====== DATA SECTION
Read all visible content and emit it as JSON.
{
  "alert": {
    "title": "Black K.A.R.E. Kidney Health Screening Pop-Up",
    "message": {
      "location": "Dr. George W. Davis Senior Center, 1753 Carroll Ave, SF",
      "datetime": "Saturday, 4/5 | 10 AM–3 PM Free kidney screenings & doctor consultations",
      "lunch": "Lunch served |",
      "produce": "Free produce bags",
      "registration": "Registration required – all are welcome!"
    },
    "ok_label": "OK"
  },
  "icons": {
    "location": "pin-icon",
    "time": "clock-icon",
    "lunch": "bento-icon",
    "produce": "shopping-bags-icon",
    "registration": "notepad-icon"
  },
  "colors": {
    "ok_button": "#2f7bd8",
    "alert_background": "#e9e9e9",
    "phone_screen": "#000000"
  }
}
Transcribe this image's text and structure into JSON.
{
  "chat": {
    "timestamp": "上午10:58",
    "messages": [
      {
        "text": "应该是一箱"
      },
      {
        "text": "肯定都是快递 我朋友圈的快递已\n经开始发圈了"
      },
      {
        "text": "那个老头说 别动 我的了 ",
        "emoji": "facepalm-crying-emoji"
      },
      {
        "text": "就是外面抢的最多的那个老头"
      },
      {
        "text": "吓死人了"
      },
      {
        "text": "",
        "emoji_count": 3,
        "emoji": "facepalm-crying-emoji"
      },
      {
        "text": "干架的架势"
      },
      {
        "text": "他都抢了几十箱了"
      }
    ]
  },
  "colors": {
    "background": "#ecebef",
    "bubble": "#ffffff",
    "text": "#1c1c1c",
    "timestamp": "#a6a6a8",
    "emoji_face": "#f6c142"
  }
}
============
§ GOAL:
Beginning at the line that holds "Transcribe this image's", reproduce each line of the records above down to and including the last one.

§ RESULT:
Transcribe this image's text and structure into JSON.
{
  "chat": {
    "timestamp": "上午10:58",
    "messages": [
      {
        "text": "应该是一箱"
      },
      {
        "text": "肯定都是快递 我朋友圈的快递已\n经开始发圈了"
      },
      {
        "text": "那个老头说 别动 我的了 ",
        "emoji": "facepalm-crying-emoji"
      },
      {
        "text": "就是外面抢的最多的那个老头"
      },
      {
        "text": "吓死人了"
      },
      {
        "text": "",
        "emoji_count": 3,
        "emoji": "facepalm-crying-emoji"
      },
      {
        "text": "干架的架势"
      },
      {
        "text": "他都抢了几十箱了"
      }
    ]
  },
  "colors": {
    "background": "#ecebef",
    "bubble": "#ffffff",
    "text": "#1c1c1c",
    "timestamp": "#a6a6a8",
    "emoji_face": "#f6c142"
  }
}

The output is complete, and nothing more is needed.